→ **Instructions to follow**
Return the material word for word. Do not include the pictures.

Stored data entries
* * * * * * *
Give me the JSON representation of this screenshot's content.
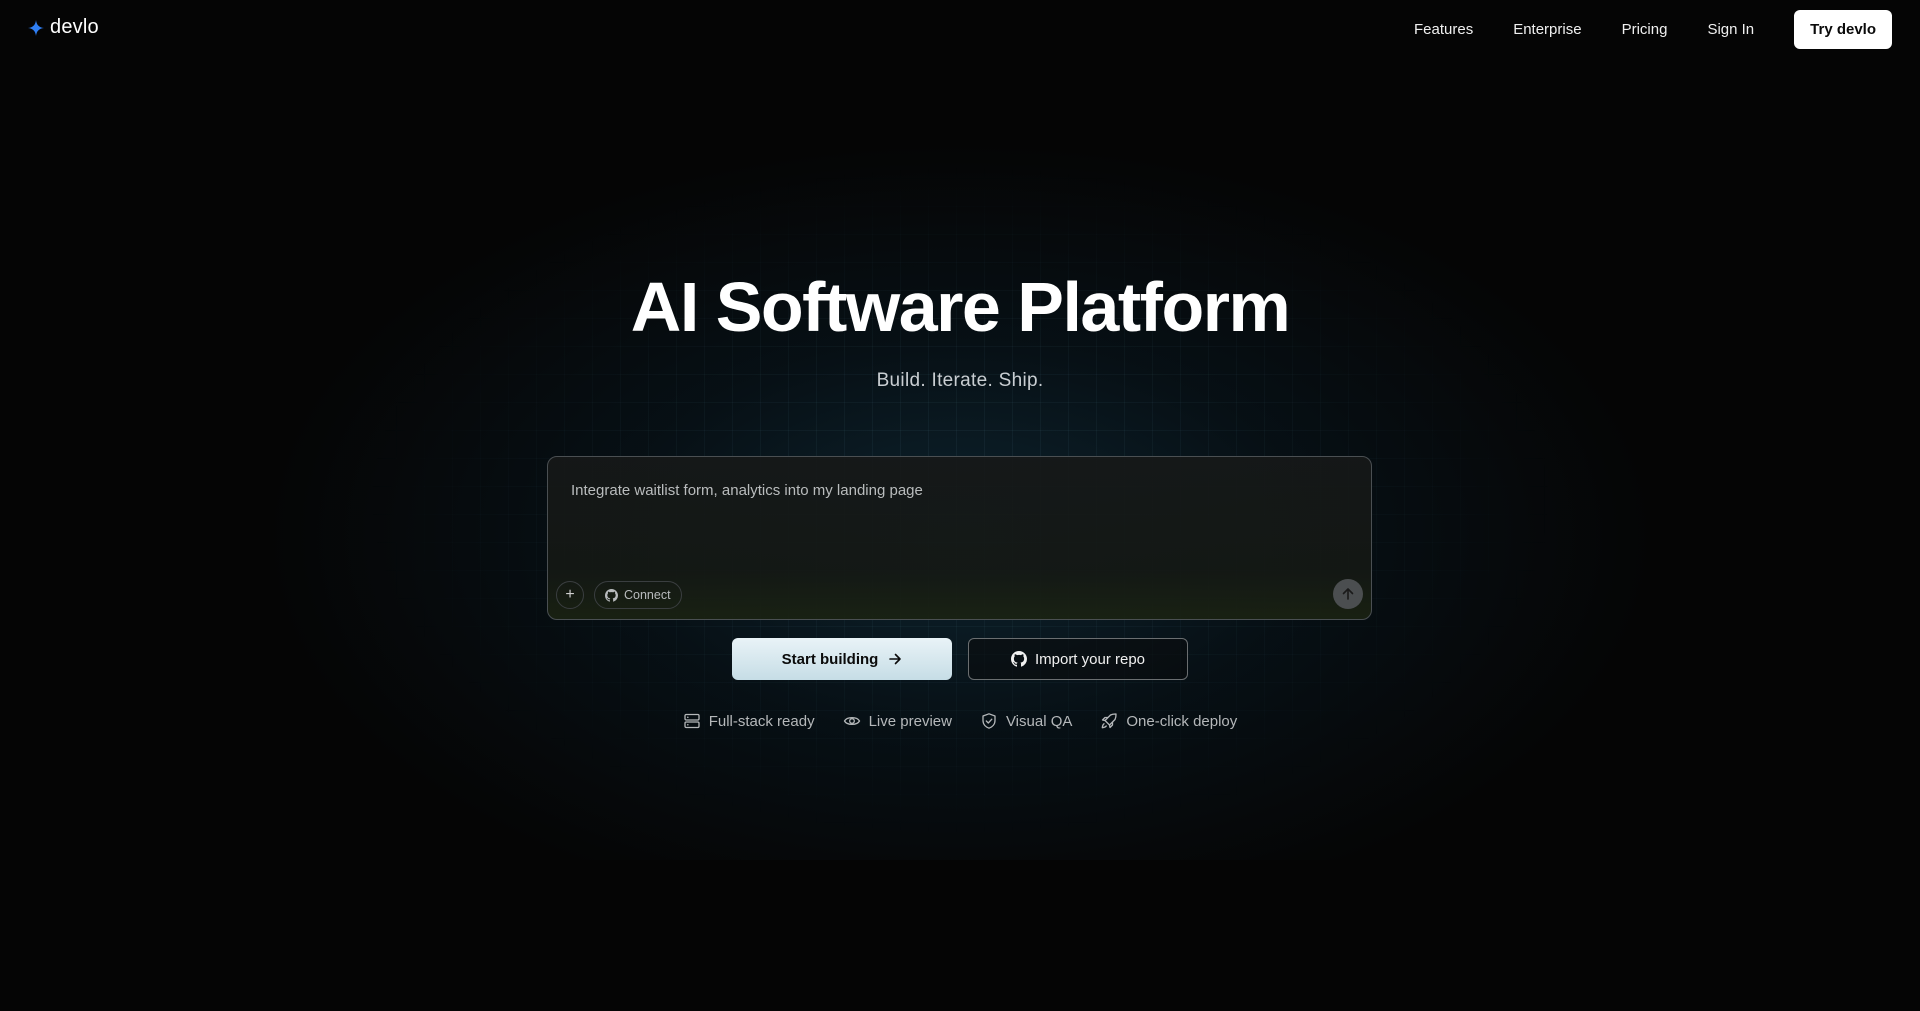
{
  "nav": {
    "logo_text": "devlo",
    "links": [
      "Features",
      "Enterprise",
      "Pricing",
      "Sign In"
    ],
    "cta_label": "Try devlo"
  },
  "hero": {
    "title": "AI Software Platform",
    "subtitle": "Build. Iterate. Ship."
  },
  "prompt": {
    "placeholder": "Integrate waitlist form, analytics into my landing page",
    "plus_label": "+",
    "connect_label": "Connect"
  },
  "actions": {
    "primary_label": "Start building",
    "secondary_label": "Import your repo"
  },
  "features": [
    {
      "label": "Full-stack ready",
      "icon": "server-icon"
    },
    {
      "label": "Live preview",
      "icon": "eye-icon"
    },
    {
      "label": "Visual QA",
      "icon": "shield-check-icon"
    },
    {
      "label": "One-click deploy",
      "icon": "rocket-icon"
    }
  ],
  "colors": {
    "background": "#050505",
    "logo_accent": "#2f7ff5",
    "primary_button": "#d8e9f0",
    "send_button": "#4b4e50"
  }
}
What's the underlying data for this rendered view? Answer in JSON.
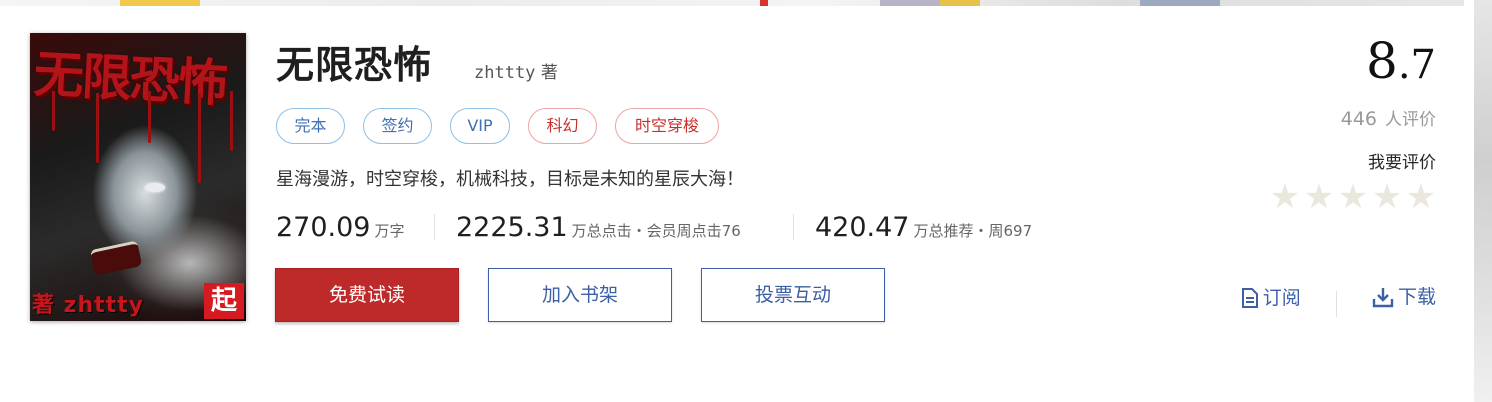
{
  "book": {
    "title": "无限恐怖",
    "author": "zhttty",
    "author_suffix": "著",
    "intro": "星海漫游，时空穿梭，机械科技，目标是未知的星辰大海！",
    "cover": {
      "title_text": "无限恐怖",
      "author_text": "著 zhttty",
      "badge_text": "起"
    }
  },
  "tags": [
    {
      "label": "完本",
      "style": "blue"
    },
    {
      "label": "签约",
      "style": "blue"
    },
    {
      "label": "VIP",
      "style": "blue"
    },
    {
      "label": "科幻",
      "style": "red"
    },
    {
      "label": "时空穿梭",
      "style": "red"
    }
  ],
  "stats": {
    "words": {
      "num": "270.09",
      "unit": "万字"
    },
    "clicks": {
      "num": "2225.31",
      "unit": "万总点击・会员周点击76"
    },
    "recommends": {
      "num": "420.47",
      "unit": "万总推荐・周697"
    }
  },
  "buttons": {
    "read": "免费试读",
    "shelf": "加入书架",
    "vote": "投票互动"
  },
  "rating": {
    "score_int": "8",
    "score_dec": ".7",
    "count": "446",
    "count_label": "人评价",
    "rate_link": "我要评价",
    "stars_total": 5,
    "star_color": "#ebe7dd"
  },
  "actions": {
    "subscribe": "订阅",
    "download": "下载"
  },
  "colors": {
    "accent_red": "#be2a2a",
    "link_blue": "#3c5fa5",
    "tag_blue_border": "#8fc0e6",
    "tag_red_border": "#eba5a3"
  }
}
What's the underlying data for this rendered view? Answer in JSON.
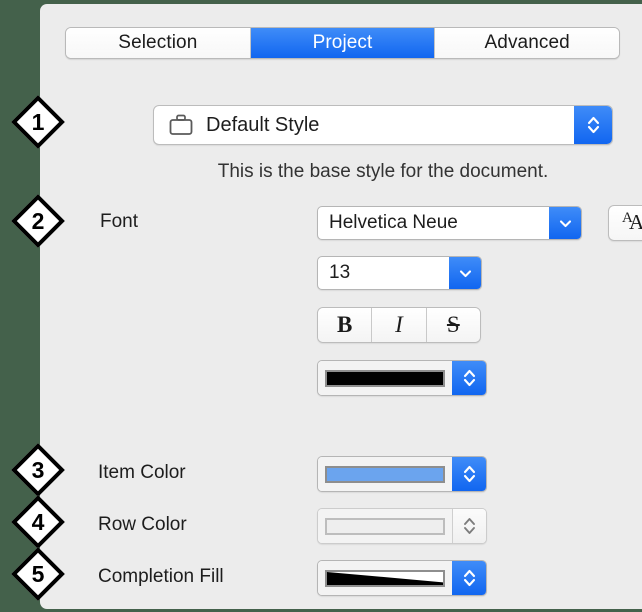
{
  "window": {
    "panel_background": "#ececec",
    "backdrop_color": "#44614b",
    "accent_blue": "#1166f0"
  },
  "tabs": {
    "items": [
      {
        "label": "Selection",
        "selected": false
      },
      {
        "label": "Project",
        "selected": true
      },
      {
        "label": "Advanced",
        "selected": false
      }
    ]
  },
  "style_popup": {
    "icon": "briefcase-icon",
    "value": "Default Style",
    "stepper": "up-down-chevron-icon"
  },
  "description": "This is the base style for the document.",
  "font_section": {
    "label": "Font",
    "family": {
      "value": "Helvetica Neue",
      "chevron": "chevron-down-icon"
    },
    "size": {
      "value": "13",
      "chevron": "chevron-down-icon"
    },
    "font_panel_button": "font-panel-icon",
    "styles": [
      {
        "name": "bold",
        "glyph": "B"
      },
      {
        "name": "italic",
        "glyph": "I"
      },
      {
        "name": "strikethrough",
        "glyph": "S"
      }
    ],
    "text_color": {
      "swatch_color": "#000000",
      "stepper": "up-down-chevron-icon",
      "enabled": true
    }
  },
  "color_rows": [
    {
      "label": "Item Color",
      "swatch_color": "#6ba4ee",
      "enabled": true,
      "stepper": "up-down-chevron-icon"
    },
    {
      "label": "Row Color",
      "swatch_color": "#eeeeee",
      "enabled": false,
      "stepper": "up-down-chevron-icon"
    },
    {
      "label": "Completion Fill",
      "swatch_color": "#000000",
      "enabled": true,
      "fill_style": "black-wedge-gradient",
      "stepper": "up-down-chevron-icon"
    }
  ],
  "callouts": [
    {
      "number": "1"
    },
    {
      "number": "2"
    },
    {
      "number": "3"
    },
    {
      "number": "4"
    },
    {
      "number": "5"
    }
  ]
}
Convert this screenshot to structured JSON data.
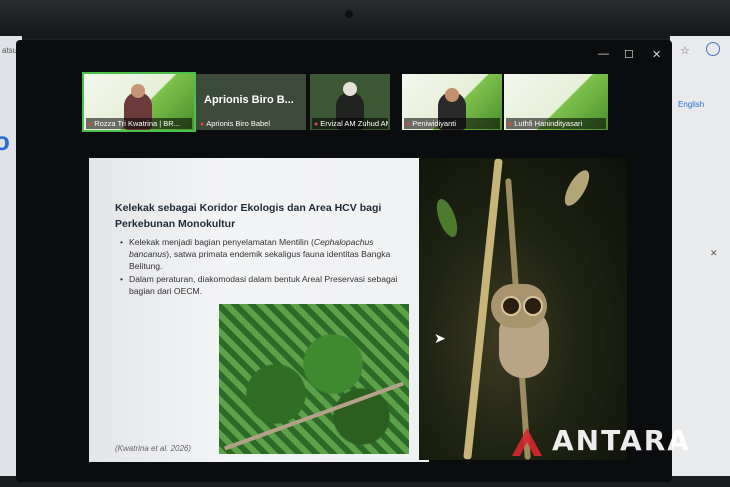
{
  "meeting": {
    "title_tile": "Aprionis Biro B...",
    "participants": [
      {
        "name": "Rozza Tri Kwatrina | BR...",
        "muted": true,
        "active": true
      },
      {
        "name": "Aprionis Biro Babel",
        "muted": true
      },
      {
        "name": "Ervizal AM Zuhud AM...",
        "muted": true
      },
      {
        "name": "Peniwidiyanti",
        "muted": true
      },
      {
        "name": "Luthfi Hanindityasari",
        "muted": true
      }
    ],
    "window_controls": {
      "minimize": "—",
      "maximize": "☐",
      "close": "✕"
    }
  },
  "slide": {
    "title_line1": "Kelekak sebagai Koridor Ekologis dan Area HCV bagi",
    "title_line2": "Perkebunan Monokultur",
    "bullet1_a": "Kelekak menjadi bagian penyelamatan Mentilin (",
    "bullet1_italic": "Cephalopachus bancanus",
    "bullet1_b": "), satwa primata endemik sekaligus fauna identitas Bangka Belitung.",
    "bullet2": "Dalam peraturan, diakomodasi dalam bentuk Areal Preservasi sebagai bagian dari OECM.",
    "citation": "(Kwatrina et al. 2026)"
  },
  "background_browser": {
    "left_text": "atsu",
    "right_text": "English"
  },
  "watermark": {
    "text": "ANTARA",
    "accent": "#d8262f"
  },
  "colors": {
    "active_speaker": "#49c24c",
    "muted_mic": "#e04646"
  }
}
* * * * * * *
→ **Task solution**
Give me the JSON representation of this screenshot's content.
{
  "nav": {
    "logo_text": "devlo",
    "links": [
      "Features",
      "Enterprise",
      "Pricing",
      "Sign In"
    ],
    "cta_label": "Try devlo"
  },
  "hero": {
    "title": "AI Software Platform",
    "subtitle": "Build. Iterate. Ship."
  },
  "prompt": {
    "placeholder": "Integrate waitlist form, analytics into my landing page",
    "plus_label": "+",
    "connect_label": "Connect"
  },
  "actions": {
    "primary_label": "Start building",
    "secondary_label": "Import your repo"
  },
  "features": [
    {
      "label": "Full-stack ready",
      "icon": "server-icon"
    },
    {
      "label": "Live preview",
      "icon": "eye-icon"
    },
    {
      "label": "Visual QA",
      "icon": "shield-check-icon"
    },
    {
      "label": "One-click deploy",
      "icon": "rocket-icon"
    }
  ],
  "colors": {
    "background": "#050505",
    "logo_accent": "#2f7ff5",
    "primary_button": "#d8e9f0",
    "send_button": "#4b4e50"
  }
}
What's the underlying data for this rendered view? Answer in JSON.
{
  "book": {
    "title": "无限恐怖",
    "author": "zhttty",
    "author_suffix": "著",
    "intro": "星海漫游，时空穿梭，机械科技，目标是未知的星辰大海！",
    "cover": {
      "title_text": "无限恐怖",
      "author_text": "著 zhttty",
      "badge_text": "起"
    }
  },
  "tags": [
    {
      "label": "完本",
      "style": "blue"
    },
    {
      "label": "签约",
      "style": "blue"
    },
    {
      "label": "VIP",
      "style": "blue"
    },
    {
      "label": "科幻",
      "style": "red"
    },
    {
      "label": "时空穿梭",
      "style": "red"
    }
  ],
  "stats": {
    "words": {
      "num": "270.09",
      "unit": "万字"
    },
    "clicks": {
      "num": "2225.31",
      "unit": "万总点击・会员周点击76"
    },
    "recommends": {
      "num": "420.47",
      "unit": "万总推荐・周697"
    }
  },
  "buttons": {
    "read": "免费试读",
    "shelf": "加入书架",
    "vote": "投票互动"
  },
  "rating": {
    "score_int": "8",
    "score_dec": ".7",
    "count": "446",
    "count_label": "人评价",
    "rate_link": "我要评价",
    "stars_total": 5,
    "star_color": "#ebe7dd"
  },
  "actions": {
    "subscribe": "订阅",
    "download": "下载"
  },
  "colors": {
    "accent_red": "#be2a2a",
    "link_blue": "#3c5fa5",
    "tag_blue_border": "#8fc0e6",
    "tag_red_border": "#eba5a3"
  }
}
What's the underlying data for this rendered view? Answer in JSON.
{
  "window": {
    "panel_background": "#ececec",
    "backdrop_color": "#44614b",
    "accent_blue": "#1166f0"
  },
  "tabs": {
    "items": [
      {
        "label": "Selection",
        "selected": false
      },
      {
        "label": "Project",
        "selected": true
      },
      {
        "label": "Advanced",
        "selected": false
      }
    ]
  },
  "style_popup": {
    "icon": "briefcase-icon",
    "value": "Default Style",
    "stepper": "up-down-chevron-icon"
  },
  "description": "This is the base style for the document.",
  "font_section": {
    "label": "Font",
    "family": {
      "value": "Helvetica Neue",
      "chevron": "chevron-down-icon"
    },
    "size": {
      "value": "13",
      "chevron": "chevron-down-icon"
    },
    "font_panel_button": "font-panel-icon",
    "styles": [
      {
        "name": "bold",
        "glyph": "B"
      },
      {
        "name": "italic",
        "glyph": "I"
      },
      {
        "name": "strikethrough",
        "glyph": "S"
      }
    ],
    "text_color": {
      "swatch_color": "#000000",
      "stepper": "up-down-chevron-icon",
      "enabled": true
    }
  },
  "color_rows": [
    {
      "label": "Item Color",
      "swatch_color": "#6ba4ee",
      "enabled": true,
      "stepper": "up-down-chevron-icon"
    },
    {
      "label": "Row Color",
      "swatch_color": "#eeeeee",
      "enabled": false,
      "stepper": "up-down-chevron-icon"
    },
    {
      "label": "Completion Fill",
      "swatch_color": "#000000",
      "enabled": true,
      "fill_style": "black-wedge-gradient",
      "stepper": "up-down-chevron-icon"
    }
  ],
  "callouts": [
    {
      "number": "1"
    },
    {
      "number": "2"
    },
    {
      "number": "3"
    },
    {
      "number": "4"
    },
    {
      "number": "5"
    }
  ]
}
Convert this screenshot to structured JSON data.
{
  "meeting": {
    "title_tile": "Aprionis Biro B...",
    "participants": [
      {
        "name": "Rozza Tri Kwatrina | BR...",
        "muted": true,
        "active": true
      },
      {
        "name": "Aprionis Biro Babel",
        "muted": true
      },
      {
        "name": "Ervizal AM Zuhud AM...",
        "muted": true
      },
      {
        "name": "Peniwidiyanti",
        "muted": true
      },
      {
        "name": "Luthfi Hanindityasari",
        "muted": true
      }
    ],
    "window_controls": {
      "minimize": "—",
      "maximize": "☐",
      "close": "✕"
    }
  },
  "slide": {
    "title_line1": "Kelekak sebagai Koridor Ekologis dan Area HCV bagi",
    "title_line2": "Perkebunan Monokultur",
    "bullet1_a": "Kelekak menjadi bagian penyelamatan Mentilin (",
    "bullet1_italic": "Cephalopachus bancanus",
    "bullet1_b": "), satwa primata endemik sekaligus fauna identitas Bangka Belitung.",
    "bullet2": "Dalam peraturan, diakomodasi dalam bentuk Areal Preservasi sebagai bagian dari OECM.",
    "citation": "(Kwatrina et al. 2026)"
  },
  "background_browser": {
    "left_text": "atsu",
    "right_text": "English"
  },
  "watermark": {
    "text": "ANTARA",
    "accent": "#d8262f"
  },
  "colors": {
    "active_speaker": "#49c24c",
    "muted_mic": "#e04646"
  }
}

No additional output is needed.